Data supplied:
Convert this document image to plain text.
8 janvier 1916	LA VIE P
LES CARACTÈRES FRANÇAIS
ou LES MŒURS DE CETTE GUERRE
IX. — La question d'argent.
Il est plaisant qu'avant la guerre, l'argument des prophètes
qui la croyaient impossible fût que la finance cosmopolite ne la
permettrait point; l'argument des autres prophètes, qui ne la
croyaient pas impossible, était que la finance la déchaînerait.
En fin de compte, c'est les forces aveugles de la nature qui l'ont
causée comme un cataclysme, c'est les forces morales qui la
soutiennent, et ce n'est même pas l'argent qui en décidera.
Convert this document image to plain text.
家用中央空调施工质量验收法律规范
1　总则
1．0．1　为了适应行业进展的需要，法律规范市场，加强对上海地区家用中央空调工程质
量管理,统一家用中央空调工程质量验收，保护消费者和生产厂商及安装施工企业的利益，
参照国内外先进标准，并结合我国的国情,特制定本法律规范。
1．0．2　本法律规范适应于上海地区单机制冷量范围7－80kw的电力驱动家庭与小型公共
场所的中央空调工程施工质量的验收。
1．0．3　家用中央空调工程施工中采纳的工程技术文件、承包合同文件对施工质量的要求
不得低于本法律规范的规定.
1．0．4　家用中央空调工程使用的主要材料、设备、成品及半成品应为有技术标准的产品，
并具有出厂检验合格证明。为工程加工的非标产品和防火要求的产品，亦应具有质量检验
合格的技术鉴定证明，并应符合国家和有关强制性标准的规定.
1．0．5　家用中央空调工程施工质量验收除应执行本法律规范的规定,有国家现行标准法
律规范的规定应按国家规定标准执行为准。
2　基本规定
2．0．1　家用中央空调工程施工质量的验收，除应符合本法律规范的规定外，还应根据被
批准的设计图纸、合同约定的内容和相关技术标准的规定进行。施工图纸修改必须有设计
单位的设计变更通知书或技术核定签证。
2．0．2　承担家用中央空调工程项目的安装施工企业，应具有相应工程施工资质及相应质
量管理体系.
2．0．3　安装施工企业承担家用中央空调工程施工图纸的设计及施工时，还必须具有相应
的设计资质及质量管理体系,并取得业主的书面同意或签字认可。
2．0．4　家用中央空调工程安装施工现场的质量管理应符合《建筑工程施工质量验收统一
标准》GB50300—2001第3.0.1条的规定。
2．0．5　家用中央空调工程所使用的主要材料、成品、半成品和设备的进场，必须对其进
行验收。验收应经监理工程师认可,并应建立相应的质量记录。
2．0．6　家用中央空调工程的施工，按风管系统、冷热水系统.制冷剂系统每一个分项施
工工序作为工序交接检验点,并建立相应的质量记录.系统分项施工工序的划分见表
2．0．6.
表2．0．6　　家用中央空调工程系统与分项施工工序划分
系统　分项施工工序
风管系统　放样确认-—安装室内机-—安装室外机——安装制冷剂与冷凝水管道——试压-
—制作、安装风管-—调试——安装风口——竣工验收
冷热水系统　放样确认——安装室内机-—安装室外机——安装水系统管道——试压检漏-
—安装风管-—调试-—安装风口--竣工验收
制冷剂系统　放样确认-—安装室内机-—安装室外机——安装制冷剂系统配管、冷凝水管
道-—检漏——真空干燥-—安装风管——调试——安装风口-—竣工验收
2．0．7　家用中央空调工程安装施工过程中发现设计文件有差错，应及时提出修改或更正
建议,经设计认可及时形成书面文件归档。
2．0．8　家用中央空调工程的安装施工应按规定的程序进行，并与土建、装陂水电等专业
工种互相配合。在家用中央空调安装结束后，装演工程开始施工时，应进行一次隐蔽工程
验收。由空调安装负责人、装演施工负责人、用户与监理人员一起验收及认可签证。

Exercise prompt: Track down every line holding the string "安装室外机" and copy it.

Output for this task:
风管系统　放样确认-—安装室内机-—安装室外机——安装制冷剂与冷凝水管道——试压-
冷热水系统　放样确认——安装室内机-—安装室外机——安装水系统管道——试压检漏-
制冷剂系统　放样确认-—安装室内机-—安装室外机——安装制冷剂系统配管、冷凝水管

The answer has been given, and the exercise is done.